**Stored rows**
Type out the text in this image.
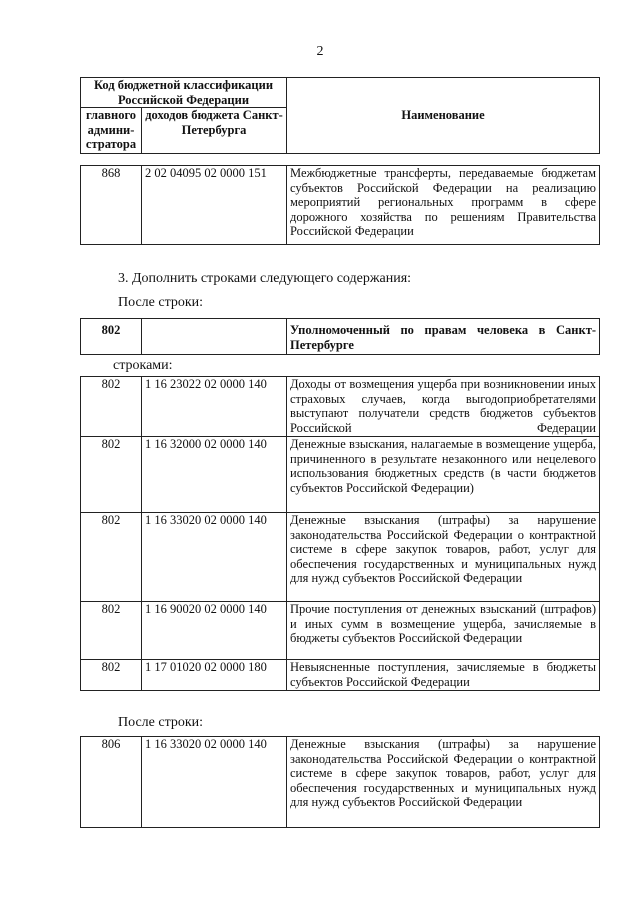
2
Код бюджетной классификации Российской Федерации		Наименование
главного админи-стратора	доходов бюджета Санкт-Петербурга	
868	2 02 04095 02 0000 151	Межбюджетные трансферты, передаваемые бюджетам субъектов Российской Федерации на реализацию мероприятий региональных программ в сфере дорожного хозяйства по решениям Правительства Российской Федерации
3. Дополнить строками следующего содержания:
После строки:
802		Уполномоченный по правам человека в Санкт-Петербурге
строками:
802	1 16 23022 02 0000 140	Доходы от возмещения ущерба при возникновении иных страховых случаев, когда выгодоприобретателями выступают получатели средств бюджетов субъектов Российской Федерации
802	1 16 32000 02 0000 140	Денежные взыскания, налагаемые в возмещение ущерба, причиненного в результате незаконного или нецелевого использования бюджетных средств (в части бюджетов субъектов Российской Федерации)
802	1 16 33020 02 0000 140	Денежные взыскания (штрафы) за нарушение законодательства Российской Федерации о контрактной системе в сфере закупок товаров, работ, услуг для обеспечения государственных и муниципальных нужд для нужд субъектов Российской Федерации
802	1 16 90020 02 0000 140	Прочие поступления от денежных взысканий (штрафов) и иных сумм в возмещение ущерба, зачисляемые в бюджеты субъектов Российской Федерации
802	1 17 01020 02 0000 180	Невыясненные поступления, зачисляемые в бюджеты субъектов Российской Федерации
После строки:
806	1 16 33020 02 0000 140	Денежные взыскания (штрафы) за нарушение законодательства Российской Федерации о контрактной системе в сфере закупок товаров, работ, услуг для обеспечения государственных и муниципальных нужд для нужд субъектов Российской Федерации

**Aim of the task**
Pull out every line holding "обеспечения" from the records above, and copy it.

**Written answer**
802	1 16 33020 02 0000 140	Денежные взыскания (штрафы) за нарушение законодательства Российской Федерации о контрактной системе в сфере закупок товаров, работ, услуг для обеспечения государственных и муниципальных нужд для нужд субъектов Российской Федерации
806	1 16 33020 02 0000 140	Денежные взыскания (штрафы) за нарушение законодательства Российской Федерации о контрактной системе в сфере закупок товаров, работ, услуг для обеспечения государственных и муниципальных нужд для нужд субъектов Российской Федерации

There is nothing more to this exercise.